== Work required ==
Copy out all lines in the data below containing the string "jenem".

=-=-=-=-=

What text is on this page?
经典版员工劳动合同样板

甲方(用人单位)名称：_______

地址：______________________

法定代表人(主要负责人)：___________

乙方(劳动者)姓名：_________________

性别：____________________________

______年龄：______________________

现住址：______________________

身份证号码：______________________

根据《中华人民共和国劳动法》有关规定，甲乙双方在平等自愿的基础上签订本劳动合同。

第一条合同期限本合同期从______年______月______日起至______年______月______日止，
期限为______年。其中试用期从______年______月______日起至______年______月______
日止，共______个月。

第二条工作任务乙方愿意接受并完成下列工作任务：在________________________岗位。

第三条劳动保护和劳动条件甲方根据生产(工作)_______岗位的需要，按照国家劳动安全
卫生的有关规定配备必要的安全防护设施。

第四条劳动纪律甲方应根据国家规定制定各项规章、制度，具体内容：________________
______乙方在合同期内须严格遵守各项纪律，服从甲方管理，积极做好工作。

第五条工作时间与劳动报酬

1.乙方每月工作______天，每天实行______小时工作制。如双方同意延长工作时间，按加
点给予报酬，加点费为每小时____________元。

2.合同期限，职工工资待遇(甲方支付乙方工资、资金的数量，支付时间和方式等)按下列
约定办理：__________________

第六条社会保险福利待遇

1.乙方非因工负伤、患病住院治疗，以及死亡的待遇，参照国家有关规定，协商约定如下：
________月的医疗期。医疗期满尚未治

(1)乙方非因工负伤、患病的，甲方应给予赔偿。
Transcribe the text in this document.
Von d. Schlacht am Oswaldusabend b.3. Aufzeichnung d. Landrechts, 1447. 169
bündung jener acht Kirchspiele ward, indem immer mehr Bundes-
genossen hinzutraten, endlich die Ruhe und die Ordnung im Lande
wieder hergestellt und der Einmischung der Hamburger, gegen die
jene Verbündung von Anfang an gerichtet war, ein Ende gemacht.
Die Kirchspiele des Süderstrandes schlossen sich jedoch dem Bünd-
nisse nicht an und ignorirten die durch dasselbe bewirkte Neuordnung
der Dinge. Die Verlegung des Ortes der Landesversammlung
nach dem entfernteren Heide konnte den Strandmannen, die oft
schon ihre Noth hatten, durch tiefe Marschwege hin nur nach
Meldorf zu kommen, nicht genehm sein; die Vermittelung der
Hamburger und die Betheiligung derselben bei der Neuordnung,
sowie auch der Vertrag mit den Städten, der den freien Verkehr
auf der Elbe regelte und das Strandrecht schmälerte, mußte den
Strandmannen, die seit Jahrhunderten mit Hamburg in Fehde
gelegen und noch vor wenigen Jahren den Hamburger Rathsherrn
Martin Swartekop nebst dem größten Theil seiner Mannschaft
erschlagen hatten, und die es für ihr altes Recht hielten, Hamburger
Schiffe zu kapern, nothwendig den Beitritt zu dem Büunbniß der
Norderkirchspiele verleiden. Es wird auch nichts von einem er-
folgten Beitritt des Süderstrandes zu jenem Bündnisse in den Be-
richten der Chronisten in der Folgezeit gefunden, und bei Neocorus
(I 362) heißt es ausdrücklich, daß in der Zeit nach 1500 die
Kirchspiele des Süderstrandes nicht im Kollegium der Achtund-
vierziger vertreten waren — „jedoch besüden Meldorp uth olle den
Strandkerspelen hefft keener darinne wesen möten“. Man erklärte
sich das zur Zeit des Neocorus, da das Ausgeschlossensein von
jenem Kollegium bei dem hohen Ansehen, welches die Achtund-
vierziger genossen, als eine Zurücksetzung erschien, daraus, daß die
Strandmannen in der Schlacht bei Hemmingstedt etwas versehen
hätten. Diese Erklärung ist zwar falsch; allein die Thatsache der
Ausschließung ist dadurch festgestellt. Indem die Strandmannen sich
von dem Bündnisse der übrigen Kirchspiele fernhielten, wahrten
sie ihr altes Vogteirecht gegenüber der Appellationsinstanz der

=-=-=-=-=

== Exercise solution ==
folgten Beitritt des Süderstrandes zu jenem Bündnisse in den Be-
jenem Kollegium bei dem hohen Ansehen, welches die Achtund-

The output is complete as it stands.